● Instructions for the task: Your answer should be every line below that includes the word "ylabel".

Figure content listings
☆ ☆ ☆ ☆ ☆

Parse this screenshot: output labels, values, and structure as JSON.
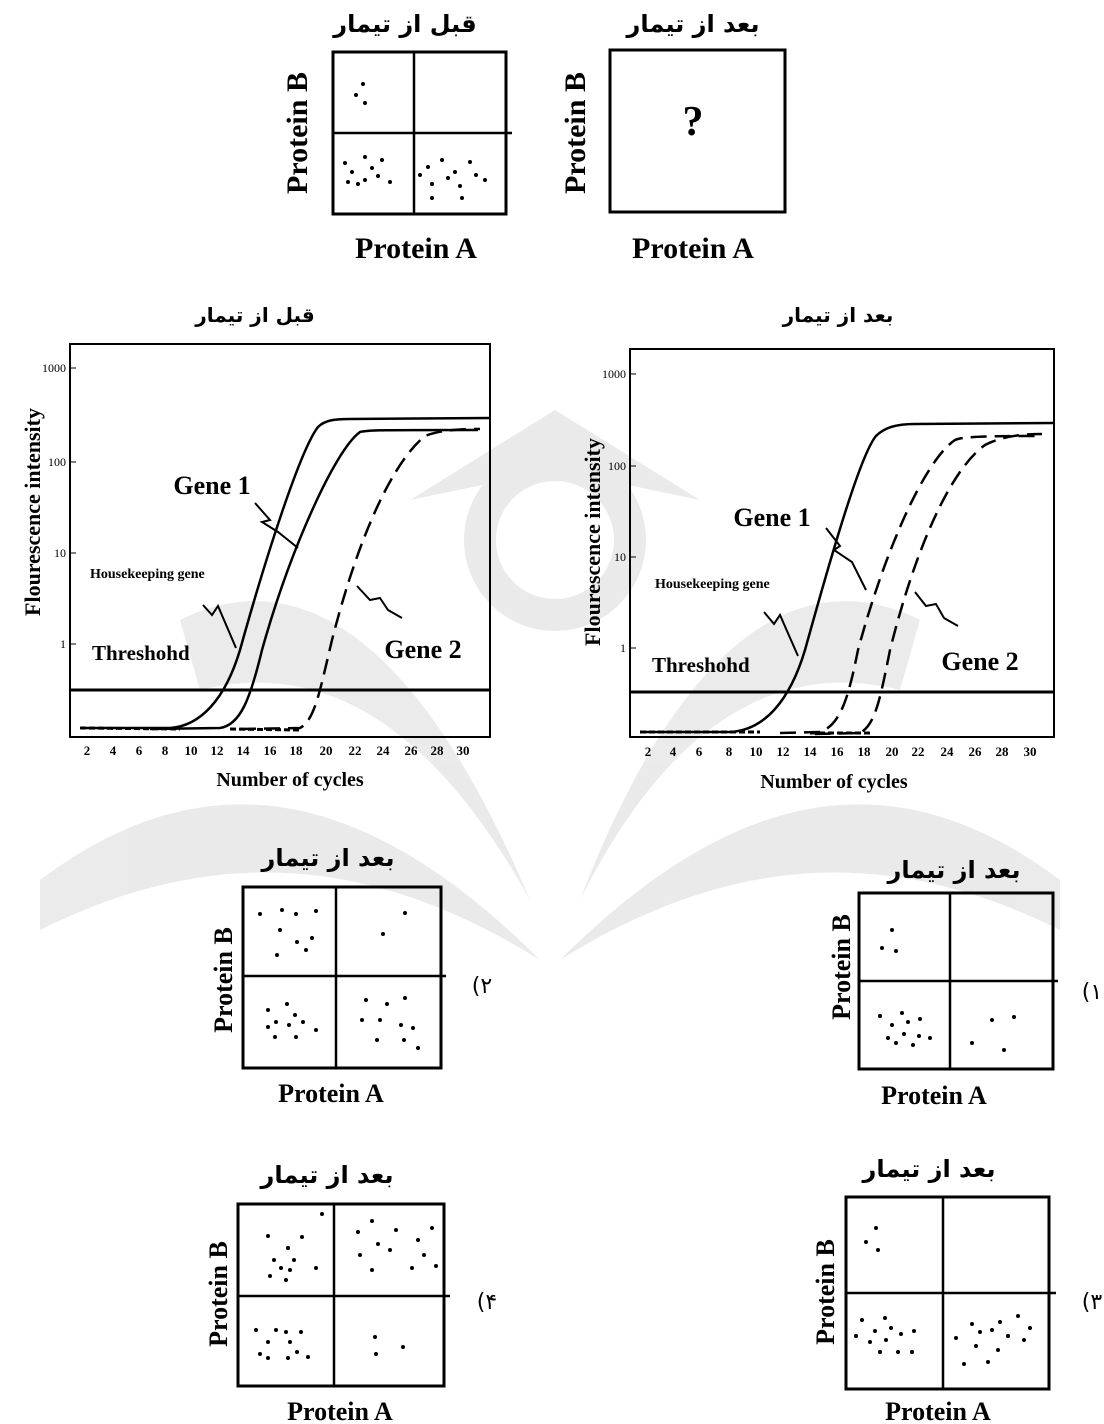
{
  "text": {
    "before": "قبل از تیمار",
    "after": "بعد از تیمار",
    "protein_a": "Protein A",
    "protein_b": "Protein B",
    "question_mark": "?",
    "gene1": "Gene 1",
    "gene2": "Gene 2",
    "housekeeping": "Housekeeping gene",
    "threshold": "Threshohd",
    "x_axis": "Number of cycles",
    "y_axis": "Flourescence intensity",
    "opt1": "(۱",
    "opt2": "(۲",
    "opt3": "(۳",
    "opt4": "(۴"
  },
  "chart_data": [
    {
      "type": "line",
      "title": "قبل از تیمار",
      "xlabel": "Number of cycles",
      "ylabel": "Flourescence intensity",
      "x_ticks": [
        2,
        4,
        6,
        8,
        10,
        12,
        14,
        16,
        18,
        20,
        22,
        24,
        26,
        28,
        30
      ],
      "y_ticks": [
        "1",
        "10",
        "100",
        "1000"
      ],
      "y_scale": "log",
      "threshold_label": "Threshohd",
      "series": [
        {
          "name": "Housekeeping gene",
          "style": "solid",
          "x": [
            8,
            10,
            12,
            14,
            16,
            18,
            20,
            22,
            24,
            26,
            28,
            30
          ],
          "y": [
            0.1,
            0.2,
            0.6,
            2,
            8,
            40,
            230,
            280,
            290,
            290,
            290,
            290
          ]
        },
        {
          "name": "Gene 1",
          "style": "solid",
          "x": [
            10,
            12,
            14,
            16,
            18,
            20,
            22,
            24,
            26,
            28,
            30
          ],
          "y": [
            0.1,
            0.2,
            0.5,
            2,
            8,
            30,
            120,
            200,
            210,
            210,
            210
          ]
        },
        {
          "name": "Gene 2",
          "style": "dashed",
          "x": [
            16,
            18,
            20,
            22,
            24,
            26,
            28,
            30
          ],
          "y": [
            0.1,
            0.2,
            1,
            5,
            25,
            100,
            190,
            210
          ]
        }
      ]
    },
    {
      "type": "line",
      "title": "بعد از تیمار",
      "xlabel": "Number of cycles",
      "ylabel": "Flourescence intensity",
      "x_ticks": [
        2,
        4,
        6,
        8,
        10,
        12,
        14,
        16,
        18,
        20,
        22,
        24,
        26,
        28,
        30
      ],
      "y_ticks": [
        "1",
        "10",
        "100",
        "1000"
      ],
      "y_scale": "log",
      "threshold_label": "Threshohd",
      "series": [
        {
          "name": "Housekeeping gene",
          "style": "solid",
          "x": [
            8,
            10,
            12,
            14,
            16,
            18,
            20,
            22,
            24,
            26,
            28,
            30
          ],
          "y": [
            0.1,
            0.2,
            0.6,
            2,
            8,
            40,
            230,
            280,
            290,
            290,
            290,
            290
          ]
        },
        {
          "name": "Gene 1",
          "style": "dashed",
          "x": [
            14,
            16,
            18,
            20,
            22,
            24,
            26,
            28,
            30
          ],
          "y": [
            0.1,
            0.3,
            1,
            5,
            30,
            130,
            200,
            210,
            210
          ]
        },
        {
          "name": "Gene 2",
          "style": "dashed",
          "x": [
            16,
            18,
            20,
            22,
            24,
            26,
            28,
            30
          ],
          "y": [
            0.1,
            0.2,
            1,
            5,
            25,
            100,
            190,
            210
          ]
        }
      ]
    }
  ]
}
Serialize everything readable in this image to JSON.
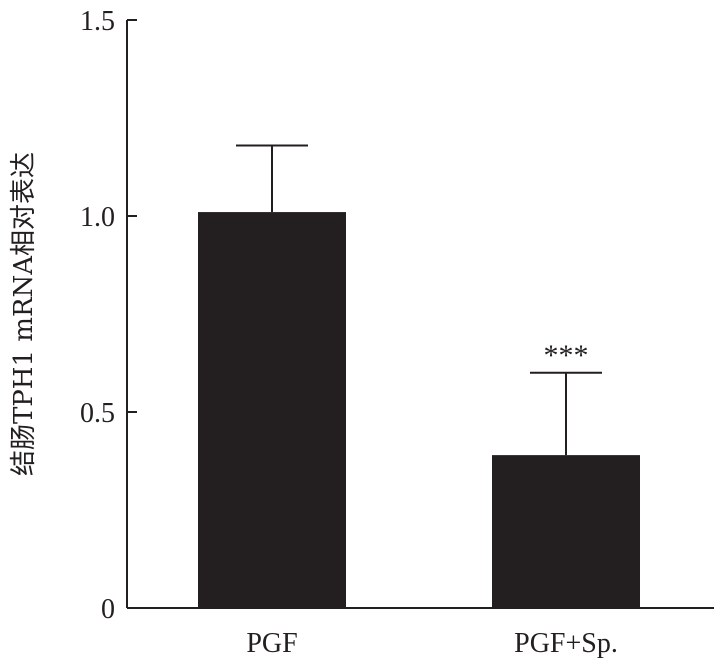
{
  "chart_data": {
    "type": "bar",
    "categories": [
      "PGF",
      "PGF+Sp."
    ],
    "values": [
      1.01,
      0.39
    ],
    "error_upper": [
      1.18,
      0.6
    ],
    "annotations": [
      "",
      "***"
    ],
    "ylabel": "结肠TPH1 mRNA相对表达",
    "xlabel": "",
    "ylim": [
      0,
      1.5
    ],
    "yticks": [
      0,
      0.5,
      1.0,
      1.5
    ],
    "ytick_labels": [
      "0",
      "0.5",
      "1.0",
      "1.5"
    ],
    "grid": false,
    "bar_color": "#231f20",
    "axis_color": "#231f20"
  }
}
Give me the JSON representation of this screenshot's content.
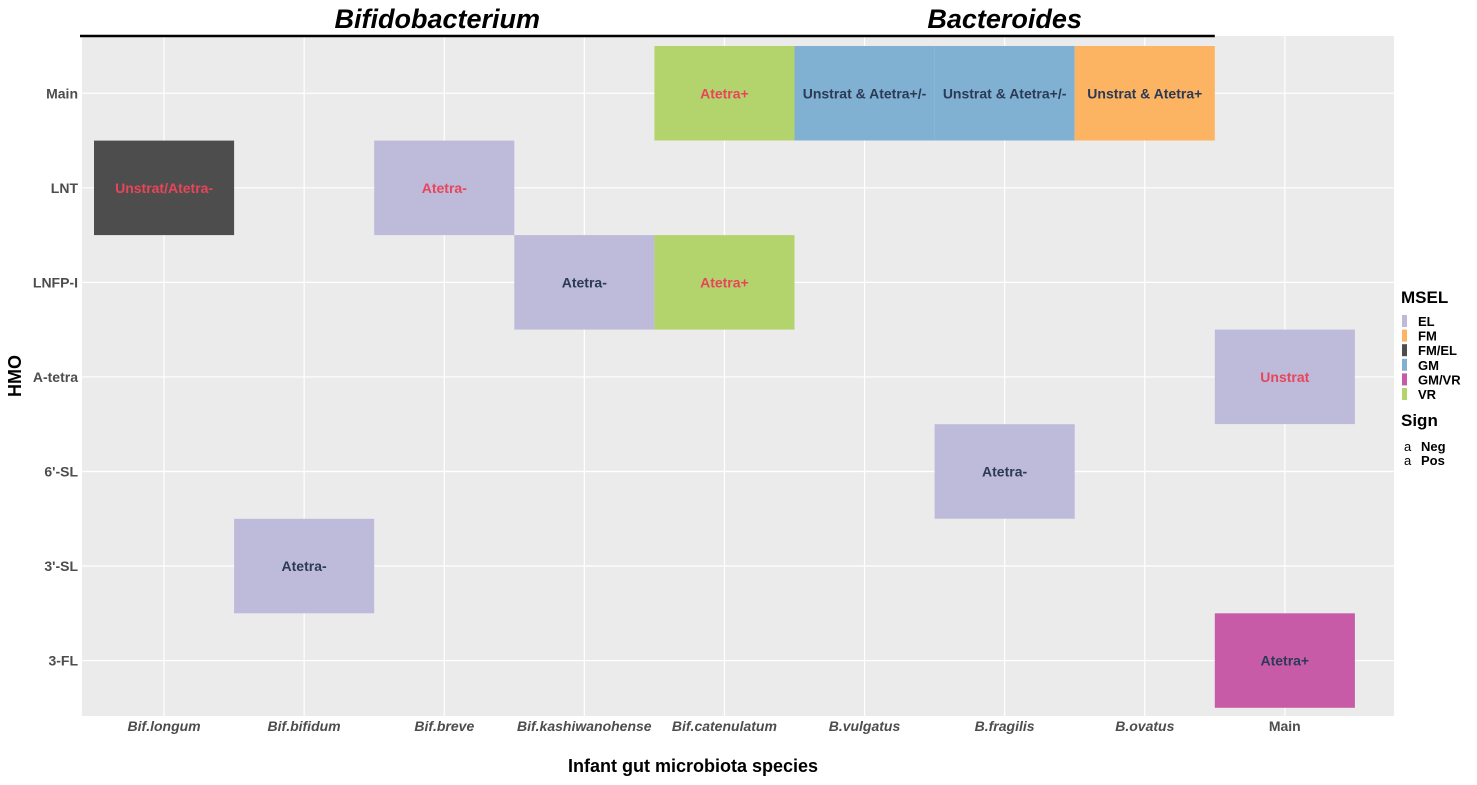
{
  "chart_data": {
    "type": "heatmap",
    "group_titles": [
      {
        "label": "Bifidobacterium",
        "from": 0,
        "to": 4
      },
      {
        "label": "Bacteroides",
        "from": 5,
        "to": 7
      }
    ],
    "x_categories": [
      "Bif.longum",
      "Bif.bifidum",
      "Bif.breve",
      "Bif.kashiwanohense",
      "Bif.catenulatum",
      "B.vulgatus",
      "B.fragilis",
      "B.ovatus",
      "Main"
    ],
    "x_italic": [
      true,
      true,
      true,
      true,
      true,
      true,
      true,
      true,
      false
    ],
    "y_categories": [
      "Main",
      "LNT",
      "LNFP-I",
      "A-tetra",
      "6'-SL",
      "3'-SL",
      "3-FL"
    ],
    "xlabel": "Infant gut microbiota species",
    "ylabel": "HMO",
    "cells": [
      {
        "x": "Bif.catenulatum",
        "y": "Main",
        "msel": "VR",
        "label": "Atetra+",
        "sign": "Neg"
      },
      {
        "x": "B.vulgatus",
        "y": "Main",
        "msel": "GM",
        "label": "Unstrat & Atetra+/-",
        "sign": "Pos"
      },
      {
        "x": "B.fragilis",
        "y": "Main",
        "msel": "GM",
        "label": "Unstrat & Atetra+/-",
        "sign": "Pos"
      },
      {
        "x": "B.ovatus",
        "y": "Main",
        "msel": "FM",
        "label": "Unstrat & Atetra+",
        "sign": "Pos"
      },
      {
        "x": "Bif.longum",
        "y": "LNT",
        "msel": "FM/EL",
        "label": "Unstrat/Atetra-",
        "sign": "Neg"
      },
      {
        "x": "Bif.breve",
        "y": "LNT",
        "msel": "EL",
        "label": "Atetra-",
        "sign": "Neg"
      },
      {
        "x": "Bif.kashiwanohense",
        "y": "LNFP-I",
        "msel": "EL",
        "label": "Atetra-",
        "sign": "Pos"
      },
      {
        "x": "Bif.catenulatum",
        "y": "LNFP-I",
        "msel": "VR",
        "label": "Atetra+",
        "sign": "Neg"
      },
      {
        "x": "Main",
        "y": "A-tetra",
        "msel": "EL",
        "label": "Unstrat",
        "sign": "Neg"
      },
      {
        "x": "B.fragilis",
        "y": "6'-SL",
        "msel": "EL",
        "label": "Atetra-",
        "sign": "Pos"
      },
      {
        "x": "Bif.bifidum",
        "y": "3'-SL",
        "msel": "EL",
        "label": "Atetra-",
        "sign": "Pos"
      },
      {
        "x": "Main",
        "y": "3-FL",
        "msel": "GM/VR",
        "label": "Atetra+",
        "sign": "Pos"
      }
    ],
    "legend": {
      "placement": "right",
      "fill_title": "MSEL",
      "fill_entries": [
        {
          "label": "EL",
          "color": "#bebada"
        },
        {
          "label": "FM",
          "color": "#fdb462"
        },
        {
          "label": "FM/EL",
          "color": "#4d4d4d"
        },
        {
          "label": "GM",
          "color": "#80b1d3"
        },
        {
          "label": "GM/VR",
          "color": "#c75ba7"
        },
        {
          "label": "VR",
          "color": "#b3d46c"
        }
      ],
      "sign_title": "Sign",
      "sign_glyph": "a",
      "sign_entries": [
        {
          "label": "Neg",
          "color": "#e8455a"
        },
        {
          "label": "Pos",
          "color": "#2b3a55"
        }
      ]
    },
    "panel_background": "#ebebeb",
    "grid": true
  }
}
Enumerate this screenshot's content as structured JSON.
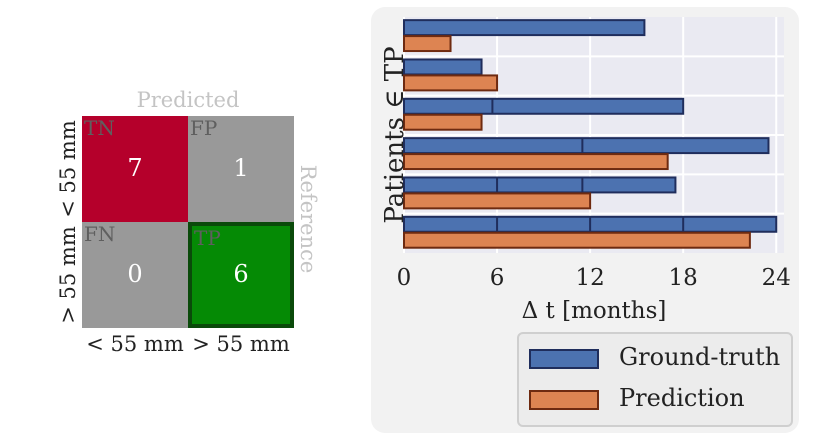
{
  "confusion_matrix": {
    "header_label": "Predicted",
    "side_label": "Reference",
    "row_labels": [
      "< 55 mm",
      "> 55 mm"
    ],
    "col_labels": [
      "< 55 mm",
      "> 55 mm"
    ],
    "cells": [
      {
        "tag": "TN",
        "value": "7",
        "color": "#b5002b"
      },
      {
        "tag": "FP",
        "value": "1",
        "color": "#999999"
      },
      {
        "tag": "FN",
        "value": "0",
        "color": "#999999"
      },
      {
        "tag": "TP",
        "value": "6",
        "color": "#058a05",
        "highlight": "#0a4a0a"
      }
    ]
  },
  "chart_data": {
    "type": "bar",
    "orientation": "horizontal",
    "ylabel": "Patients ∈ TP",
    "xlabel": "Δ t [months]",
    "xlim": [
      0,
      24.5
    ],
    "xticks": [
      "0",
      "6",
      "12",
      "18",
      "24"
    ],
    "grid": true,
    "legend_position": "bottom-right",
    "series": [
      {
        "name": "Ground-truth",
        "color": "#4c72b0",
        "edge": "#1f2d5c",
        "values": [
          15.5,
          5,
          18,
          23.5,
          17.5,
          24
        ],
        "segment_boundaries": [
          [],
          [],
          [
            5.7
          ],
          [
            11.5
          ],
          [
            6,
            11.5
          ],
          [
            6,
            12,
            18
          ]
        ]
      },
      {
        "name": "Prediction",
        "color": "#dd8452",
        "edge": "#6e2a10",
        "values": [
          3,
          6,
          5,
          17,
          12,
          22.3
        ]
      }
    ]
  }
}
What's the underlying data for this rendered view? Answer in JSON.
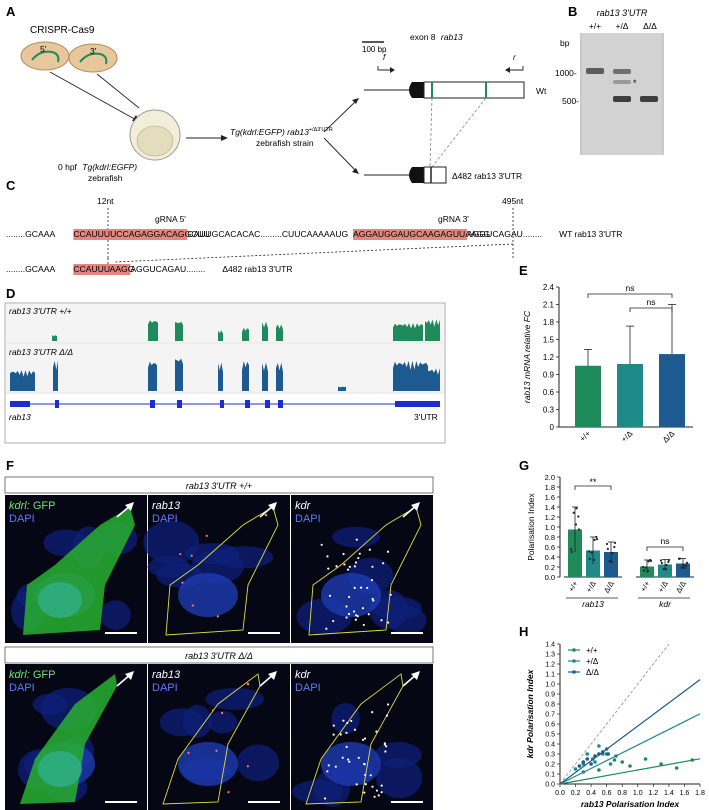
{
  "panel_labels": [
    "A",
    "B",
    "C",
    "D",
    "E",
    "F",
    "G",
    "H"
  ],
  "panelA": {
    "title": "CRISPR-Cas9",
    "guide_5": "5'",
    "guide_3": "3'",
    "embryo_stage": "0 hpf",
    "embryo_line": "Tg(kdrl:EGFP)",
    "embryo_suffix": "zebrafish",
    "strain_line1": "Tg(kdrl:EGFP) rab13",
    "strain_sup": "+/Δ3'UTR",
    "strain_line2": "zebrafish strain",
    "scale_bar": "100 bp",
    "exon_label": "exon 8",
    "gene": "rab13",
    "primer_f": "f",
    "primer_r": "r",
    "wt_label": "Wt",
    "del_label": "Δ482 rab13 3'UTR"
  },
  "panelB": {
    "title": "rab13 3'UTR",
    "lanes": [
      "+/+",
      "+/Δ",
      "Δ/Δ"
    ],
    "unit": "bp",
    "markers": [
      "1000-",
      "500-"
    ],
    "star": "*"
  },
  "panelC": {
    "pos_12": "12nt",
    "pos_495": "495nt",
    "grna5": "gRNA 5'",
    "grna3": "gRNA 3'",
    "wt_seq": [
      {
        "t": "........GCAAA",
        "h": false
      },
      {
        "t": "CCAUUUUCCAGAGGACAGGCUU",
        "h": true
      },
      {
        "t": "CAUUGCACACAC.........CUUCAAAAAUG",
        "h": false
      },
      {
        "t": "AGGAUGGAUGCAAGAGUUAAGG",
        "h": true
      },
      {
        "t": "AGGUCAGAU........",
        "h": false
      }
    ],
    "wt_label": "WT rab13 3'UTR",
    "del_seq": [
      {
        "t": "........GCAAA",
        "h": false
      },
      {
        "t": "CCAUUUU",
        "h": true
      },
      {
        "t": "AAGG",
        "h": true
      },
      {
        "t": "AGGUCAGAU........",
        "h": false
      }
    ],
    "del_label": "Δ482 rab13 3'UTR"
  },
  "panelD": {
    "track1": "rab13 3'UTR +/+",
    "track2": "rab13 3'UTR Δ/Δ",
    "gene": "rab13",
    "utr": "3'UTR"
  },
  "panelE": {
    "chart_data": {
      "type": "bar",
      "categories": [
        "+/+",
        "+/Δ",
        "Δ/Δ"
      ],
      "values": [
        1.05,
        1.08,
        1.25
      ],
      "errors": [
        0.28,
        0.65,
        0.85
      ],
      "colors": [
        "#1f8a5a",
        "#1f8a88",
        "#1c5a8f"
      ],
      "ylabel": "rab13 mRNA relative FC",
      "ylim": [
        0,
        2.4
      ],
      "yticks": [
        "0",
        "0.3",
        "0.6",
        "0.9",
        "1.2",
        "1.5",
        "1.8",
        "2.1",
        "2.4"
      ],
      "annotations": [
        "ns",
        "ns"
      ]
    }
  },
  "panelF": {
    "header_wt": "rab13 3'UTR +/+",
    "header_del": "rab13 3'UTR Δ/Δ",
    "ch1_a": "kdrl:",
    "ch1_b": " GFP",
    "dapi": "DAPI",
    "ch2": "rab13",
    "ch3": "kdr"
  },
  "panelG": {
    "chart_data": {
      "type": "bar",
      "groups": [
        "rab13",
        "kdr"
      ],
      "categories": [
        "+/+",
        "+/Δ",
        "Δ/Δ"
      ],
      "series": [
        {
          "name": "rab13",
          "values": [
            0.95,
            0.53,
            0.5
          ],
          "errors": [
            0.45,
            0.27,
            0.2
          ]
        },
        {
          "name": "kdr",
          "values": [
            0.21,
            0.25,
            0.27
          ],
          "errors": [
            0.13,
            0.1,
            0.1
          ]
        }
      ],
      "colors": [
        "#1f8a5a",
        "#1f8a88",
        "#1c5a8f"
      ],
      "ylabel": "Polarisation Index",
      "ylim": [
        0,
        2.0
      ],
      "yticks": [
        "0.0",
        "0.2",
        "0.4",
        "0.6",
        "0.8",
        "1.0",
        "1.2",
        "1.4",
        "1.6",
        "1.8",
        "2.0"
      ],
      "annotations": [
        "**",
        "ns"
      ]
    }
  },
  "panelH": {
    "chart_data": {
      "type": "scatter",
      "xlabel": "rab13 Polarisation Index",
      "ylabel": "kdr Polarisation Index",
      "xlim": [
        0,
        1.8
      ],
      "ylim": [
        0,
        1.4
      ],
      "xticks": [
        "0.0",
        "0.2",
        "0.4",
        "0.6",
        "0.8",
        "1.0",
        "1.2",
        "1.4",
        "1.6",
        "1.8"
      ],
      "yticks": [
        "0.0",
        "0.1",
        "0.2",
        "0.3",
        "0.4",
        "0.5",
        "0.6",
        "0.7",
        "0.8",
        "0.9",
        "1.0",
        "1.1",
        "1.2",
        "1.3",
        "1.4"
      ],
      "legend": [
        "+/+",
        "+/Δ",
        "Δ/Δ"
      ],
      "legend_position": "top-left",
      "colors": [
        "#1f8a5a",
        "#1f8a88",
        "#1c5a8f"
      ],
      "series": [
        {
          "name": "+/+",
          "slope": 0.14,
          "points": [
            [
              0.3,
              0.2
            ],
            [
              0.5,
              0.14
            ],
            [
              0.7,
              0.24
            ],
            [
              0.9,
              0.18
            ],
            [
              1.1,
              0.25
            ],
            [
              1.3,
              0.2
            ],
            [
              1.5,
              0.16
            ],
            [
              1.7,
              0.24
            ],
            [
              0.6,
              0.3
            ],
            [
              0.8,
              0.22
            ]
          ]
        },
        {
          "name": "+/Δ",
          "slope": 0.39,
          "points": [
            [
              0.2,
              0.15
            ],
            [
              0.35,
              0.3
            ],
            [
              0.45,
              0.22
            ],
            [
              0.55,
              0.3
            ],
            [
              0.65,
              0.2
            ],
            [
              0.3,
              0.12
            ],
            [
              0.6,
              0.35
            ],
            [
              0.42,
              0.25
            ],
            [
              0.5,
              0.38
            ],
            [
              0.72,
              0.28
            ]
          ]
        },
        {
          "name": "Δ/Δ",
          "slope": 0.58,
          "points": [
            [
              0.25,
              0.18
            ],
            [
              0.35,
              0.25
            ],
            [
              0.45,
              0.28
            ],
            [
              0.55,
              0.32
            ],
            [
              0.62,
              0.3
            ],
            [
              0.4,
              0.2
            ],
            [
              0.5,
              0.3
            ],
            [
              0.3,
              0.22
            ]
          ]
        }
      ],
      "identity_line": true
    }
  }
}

☆ ☆ ☆ ☆ ☆

● Expected answer:
      "ylabel": "Flourescence intensity",
      "ylabel": "Flourescence intensity",
    "ylabel": "结肠TPH1 mRNA相对表达",
    "ylabel": "HMO",
    "ylabel": "Patients ∈ TP",
      "ylabel": "rab13 mRNA relative FC",
      "ylabel": "Polarisation Index",
      "ylabel": "kdr Polarisation Index",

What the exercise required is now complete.